YOUR OBJECTIVE
Determine how many lines contain the string "heading". Respond with that number and nothing more.

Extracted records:
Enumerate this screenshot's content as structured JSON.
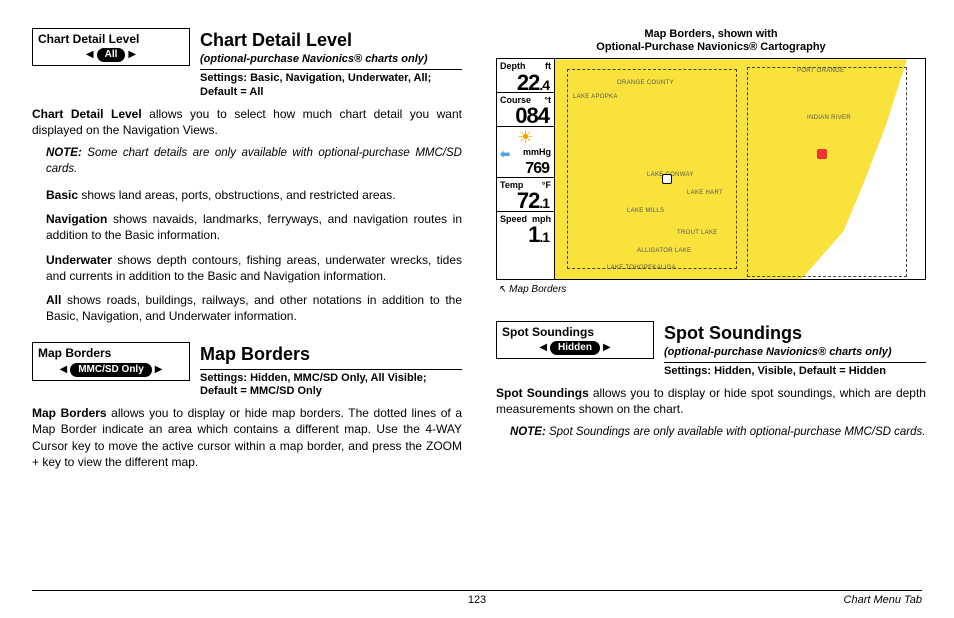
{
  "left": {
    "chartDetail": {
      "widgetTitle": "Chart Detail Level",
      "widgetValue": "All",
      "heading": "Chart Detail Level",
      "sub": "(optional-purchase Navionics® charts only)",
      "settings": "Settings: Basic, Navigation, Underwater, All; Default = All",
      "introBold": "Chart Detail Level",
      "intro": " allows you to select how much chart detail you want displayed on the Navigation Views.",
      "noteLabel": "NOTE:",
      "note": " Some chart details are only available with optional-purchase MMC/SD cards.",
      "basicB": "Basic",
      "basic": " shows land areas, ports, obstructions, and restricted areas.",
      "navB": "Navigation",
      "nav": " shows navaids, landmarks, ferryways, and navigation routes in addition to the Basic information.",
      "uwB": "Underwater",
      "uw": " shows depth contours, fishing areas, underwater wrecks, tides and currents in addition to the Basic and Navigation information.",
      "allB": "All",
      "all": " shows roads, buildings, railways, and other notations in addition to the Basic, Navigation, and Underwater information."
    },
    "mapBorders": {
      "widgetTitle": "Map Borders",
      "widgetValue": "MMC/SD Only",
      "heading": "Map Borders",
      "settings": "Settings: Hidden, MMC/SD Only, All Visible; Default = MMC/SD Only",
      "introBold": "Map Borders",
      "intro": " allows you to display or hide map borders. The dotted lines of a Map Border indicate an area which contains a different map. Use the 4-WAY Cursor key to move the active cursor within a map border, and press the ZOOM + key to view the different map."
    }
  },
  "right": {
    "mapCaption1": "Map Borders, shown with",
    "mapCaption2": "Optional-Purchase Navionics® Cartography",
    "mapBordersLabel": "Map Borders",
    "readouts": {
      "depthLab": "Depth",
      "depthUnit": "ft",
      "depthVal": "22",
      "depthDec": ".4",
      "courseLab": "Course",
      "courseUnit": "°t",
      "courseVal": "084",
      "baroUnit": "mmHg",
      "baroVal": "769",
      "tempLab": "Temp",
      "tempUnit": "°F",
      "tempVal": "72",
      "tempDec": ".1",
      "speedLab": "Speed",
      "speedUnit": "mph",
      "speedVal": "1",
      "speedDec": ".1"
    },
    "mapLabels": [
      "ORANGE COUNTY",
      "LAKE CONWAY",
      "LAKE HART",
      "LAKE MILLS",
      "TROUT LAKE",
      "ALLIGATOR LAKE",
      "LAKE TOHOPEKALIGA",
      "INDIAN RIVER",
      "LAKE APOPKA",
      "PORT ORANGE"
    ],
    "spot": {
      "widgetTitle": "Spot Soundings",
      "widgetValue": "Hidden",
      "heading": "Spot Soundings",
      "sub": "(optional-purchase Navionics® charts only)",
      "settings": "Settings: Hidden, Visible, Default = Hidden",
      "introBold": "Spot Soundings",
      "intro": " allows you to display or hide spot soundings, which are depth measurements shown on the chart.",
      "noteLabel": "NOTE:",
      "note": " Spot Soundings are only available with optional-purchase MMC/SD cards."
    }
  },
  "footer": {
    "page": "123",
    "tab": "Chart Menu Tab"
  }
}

* * *

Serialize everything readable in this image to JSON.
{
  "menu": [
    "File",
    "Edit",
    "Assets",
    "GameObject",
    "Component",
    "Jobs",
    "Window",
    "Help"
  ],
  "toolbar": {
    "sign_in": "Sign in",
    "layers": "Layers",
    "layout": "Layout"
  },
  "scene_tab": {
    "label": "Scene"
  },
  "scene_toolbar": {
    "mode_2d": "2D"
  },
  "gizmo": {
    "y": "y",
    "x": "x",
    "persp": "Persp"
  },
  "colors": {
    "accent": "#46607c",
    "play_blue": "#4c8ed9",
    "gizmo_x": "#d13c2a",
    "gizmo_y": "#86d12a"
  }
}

==

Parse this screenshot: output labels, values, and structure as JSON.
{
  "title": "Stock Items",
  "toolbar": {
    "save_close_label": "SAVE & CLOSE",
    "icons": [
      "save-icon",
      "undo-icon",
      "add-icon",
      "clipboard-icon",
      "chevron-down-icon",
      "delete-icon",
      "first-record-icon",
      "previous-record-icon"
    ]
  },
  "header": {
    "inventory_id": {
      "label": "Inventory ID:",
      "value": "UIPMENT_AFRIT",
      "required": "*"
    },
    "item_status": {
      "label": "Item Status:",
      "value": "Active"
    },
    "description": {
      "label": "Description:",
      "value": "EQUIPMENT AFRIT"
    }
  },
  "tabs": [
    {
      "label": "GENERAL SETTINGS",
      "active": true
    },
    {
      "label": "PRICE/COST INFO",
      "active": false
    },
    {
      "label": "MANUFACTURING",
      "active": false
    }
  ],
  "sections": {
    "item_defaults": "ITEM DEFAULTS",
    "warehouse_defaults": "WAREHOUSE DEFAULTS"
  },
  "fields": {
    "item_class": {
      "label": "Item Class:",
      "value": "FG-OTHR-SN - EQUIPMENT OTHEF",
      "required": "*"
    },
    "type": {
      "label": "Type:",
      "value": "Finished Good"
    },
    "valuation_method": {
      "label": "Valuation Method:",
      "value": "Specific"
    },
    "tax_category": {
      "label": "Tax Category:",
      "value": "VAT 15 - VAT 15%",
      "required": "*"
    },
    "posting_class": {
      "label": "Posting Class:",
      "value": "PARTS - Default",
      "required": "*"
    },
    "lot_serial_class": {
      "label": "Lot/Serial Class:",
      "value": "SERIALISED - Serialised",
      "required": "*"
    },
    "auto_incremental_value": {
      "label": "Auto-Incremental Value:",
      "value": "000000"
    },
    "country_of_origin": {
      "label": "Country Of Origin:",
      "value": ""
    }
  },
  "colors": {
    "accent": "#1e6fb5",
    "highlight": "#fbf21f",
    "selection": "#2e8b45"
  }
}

CORRECT RESPONSE
3